##### Given information
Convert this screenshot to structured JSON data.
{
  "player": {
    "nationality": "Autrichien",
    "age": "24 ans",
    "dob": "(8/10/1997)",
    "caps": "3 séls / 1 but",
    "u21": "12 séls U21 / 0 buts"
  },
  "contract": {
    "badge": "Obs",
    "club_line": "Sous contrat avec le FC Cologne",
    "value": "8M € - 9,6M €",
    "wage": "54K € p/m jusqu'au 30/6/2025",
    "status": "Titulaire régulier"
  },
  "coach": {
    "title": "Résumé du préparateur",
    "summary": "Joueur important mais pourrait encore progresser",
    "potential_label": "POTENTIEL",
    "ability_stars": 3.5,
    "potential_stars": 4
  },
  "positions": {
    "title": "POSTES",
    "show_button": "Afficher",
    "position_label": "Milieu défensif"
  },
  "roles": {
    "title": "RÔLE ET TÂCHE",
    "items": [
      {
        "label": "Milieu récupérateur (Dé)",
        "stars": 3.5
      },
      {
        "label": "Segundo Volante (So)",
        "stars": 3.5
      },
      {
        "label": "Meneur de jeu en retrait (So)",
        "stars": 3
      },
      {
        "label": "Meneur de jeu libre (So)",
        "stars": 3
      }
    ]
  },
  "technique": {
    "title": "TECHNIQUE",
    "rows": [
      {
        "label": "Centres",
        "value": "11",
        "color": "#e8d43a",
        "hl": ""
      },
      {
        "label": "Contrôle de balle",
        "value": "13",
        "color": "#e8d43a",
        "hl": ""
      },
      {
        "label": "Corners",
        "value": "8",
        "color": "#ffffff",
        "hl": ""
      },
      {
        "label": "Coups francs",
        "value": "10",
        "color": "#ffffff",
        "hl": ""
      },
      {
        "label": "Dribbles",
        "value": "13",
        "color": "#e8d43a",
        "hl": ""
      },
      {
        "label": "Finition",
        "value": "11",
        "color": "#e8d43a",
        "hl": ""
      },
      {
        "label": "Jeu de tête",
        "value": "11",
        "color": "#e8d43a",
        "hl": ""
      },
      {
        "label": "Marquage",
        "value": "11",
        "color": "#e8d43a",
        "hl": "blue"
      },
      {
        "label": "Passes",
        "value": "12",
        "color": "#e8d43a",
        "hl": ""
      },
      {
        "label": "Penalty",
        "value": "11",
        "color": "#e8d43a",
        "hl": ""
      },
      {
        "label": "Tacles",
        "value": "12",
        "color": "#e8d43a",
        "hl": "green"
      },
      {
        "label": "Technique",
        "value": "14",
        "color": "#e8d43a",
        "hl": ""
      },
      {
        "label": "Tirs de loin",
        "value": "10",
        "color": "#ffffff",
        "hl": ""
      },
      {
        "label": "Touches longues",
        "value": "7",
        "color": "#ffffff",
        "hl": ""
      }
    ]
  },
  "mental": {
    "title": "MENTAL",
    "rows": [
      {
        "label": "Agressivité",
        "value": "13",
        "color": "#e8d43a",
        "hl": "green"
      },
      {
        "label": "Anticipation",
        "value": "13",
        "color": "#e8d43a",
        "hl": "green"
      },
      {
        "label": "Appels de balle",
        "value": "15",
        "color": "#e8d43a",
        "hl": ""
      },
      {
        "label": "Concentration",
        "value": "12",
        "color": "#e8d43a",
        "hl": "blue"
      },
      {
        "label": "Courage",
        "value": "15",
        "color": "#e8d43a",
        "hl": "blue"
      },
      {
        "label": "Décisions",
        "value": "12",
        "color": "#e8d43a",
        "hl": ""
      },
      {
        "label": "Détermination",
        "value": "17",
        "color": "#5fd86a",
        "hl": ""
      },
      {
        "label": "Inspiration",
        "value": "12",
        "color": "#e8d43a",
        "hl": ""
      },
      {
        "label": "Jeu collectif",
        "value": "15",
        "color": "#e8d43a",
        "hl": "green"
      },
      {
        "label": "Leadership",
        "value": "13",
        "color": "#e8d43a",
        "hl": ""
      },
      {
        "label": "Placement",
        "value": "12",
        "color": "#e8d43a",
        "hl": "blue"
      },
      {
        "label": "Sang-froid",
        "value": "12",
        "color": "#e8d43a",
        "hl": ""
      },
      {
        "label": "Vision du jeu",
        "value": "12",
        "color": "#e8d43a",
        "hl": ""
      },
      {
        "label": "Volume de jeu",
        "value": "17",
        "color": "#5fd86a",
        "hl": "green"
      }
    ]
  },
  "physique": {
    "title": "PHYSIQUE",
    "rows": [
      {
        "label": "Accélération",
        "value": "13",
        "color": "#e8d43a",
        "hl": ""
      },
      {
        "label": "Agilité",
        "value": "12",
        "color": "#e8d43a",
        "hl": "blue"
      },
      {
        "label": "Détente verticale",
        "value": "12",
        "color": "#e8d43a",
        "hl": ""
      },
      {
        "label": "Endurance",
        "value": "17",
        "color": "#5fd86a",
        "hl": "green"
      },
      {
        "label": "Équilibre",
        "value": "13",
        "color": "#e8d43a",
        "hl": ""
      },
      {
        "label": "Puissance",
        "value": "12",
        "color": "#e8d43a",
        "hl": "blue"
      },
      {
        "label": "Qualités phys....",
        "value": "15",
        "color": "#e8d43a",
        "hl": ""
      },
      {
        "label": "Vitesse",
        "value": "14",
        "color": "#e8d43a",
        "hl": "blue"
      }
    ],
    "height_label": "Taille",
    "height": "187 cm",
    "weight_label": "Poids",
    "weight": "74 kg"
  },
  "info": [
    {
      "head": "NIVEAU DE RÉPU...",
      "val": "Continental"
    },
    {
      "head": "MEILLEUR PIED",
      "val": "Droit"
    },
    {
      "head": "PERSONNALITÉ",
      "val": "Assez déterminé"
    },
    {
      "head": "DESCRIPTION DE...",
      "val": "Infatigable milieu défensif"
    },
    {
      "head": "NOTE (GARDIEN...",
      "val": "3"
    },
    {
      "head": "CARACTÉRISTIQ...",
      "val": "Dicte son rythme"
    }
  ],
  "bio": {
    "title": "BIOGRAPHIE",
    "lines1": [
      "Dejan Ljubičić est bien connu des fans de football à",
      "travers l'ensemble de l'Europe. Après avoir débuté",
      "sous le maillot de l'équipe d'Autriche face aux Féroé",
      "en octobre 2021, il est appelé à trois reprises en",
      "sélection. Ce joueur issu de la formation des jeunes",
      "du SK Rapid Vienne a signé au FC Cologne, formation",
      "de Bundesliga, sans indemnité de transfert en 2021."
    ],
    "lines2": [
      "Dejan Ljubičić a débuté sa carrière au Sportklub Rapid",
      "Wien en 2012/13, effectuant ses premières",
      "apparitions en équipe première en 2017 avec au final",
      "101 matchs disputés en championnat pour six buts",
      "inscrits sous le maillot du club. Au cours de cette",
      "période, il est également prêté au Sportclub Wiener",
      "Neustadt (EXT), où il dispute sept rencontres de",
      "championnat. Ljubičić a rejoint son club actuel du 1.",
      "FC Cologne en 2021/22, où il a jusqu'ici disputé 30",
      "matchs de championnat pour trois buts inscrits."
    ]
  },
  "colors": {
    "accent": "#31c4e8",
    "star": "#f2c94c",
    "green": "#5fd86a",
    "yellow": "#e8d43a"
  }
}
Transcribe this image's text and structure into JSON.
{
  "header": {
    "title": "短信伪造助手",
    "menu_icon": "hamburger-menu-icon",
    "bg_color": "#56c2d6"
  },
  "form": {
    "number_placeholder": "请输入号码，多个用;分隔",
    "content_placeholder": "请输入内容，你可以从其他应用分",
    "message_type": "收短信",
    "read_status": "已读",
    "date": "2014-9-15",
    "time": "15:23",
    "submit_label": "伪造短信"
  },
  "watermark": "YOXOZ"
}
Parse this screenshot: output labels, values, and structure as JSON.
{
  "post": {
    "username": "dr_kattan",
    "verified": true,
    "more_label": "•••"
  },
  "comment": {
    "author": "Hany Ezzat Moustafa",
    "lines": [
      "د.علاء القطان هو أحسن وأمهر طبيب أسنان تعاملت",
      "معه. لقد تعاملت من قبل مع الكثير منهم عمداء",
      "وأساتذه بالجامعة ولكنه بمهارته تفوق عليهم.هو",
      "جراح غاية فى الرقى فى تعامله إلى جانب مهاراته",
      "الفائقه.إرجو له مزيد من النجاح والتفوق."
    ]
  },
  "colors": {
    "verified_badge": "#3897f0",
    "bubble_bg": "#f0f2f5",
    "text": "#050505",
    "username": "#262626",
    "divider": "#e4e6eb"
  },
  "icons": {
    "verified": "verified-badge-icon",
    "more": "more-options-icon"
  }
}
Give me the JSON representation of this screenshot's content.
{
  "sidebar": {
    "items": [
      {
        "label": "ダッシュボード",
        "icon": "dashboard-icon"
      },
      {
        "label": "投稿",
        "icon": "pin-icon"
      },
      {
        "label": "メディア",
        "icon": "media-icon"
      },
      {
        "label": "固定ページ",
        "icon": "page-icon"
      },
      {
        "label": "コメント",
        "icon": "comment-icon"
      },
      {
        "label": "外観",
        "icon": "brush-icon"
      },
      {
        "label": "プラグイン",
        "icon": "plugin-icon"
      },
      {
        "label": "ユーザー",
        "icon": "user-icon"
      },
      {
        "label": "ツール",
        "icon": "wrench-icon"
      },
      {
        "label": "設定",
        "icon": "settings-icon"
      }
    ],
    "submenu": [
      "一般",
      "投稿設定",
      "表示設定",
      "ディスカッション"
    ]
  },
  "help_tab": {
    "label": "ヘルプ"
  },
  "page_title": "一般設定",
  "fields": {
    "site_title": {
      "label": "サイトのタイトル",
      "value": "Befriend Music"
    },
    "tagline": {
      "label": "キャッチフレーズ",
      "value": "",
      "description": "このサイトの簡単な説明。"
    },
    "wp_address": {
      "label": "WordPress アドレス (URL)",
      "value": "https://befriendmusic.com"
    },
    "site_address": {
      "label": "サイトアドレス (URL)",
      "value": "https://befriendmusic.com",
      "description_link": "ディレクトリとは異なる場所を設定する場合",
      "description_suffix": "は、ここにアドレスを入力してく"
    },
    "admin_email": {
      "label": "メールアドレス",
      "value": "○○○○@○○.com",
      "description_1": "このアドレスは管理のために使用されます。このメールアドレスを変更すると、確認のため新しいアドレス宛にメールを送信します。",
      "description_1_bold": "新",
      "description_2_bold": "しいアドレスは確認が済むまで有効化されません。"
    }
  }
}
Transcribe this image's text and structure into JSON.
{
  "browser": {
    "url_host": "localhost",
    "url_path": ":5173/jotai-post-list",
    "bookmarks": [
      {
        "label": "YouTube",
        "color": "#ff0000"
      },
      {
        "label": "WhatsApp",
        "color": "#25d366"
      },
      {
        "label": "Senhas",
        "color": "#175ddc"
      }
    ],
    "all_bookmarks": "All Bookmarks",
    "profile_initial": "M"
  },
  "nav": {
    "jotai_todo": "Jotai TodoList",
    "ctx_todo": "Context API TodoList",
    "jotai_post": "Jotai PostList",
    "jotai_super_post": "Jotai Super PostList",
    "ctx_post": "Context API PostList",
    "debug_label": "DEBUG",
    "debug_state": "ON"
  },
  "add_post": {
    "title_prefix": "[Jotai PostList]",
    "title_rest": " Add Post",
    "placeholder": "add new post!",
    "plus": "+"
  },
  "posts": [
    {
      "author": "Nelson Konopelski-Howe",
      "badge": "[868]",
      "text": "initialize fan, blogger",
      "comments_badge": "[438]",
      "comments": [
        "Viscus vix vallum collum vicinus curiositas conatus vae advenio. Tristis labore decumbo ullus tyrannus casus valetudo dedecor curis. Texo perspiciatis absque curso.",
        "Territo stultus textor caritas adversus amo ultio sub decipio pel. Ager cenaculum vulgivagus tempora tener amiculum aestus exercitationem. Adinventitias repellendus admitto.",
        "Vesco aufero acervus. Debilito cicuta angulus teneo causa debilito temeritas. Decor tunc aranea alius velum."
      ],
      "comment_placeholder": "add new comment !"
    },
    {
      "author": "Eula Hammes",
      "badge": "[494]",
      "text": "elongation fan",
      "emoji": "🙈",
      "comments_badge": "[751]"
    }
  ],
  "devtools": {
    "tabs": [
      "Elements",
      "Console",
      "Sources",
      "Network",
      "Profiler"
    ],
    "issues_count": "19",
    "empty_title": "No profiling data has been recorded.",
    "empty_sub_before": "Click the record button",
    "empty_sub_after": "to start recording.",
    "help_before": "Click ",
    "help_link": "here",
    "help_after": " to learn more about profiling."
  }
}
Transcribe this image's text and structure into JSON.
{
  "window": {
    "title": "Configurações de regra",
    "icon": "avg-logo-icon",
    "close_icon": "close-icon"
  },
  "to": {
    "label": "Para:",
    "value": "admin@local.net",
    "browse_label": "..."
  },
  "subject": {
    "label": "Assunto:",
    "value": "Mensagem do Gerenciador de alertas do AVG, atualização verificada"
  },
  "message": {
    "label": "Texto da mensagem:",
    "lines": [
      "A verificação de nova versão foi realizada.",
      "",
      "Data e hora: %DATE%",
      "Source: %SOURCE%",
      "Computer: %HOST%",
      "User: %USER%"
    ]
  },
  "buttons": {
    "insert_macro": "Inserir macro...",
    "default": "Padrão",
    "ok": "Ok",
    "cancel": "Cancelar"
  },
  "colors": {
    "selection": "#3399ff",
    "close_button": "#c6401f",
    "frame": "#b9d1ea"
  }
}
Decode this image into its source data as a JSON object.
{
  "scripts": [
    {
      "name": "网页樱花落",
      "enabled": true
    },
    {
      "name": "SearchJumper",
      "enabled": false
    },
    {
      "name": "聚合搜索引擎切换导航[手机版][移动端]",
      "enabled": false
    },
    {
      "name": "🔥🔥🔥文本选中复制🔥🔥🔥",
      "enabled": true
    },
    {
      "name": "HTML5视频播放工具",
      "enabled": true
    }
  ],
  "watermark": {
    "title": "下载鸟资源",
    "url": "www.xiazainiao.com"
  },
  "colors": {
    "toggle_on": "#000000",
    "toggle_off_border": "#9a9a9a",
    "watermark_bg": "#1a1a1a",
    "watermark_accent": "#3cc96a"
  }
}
##########
> **Written exercise**
Give the number of lines in the records that contain the string "débuté", with no other output.

> **Response for this exercise**
2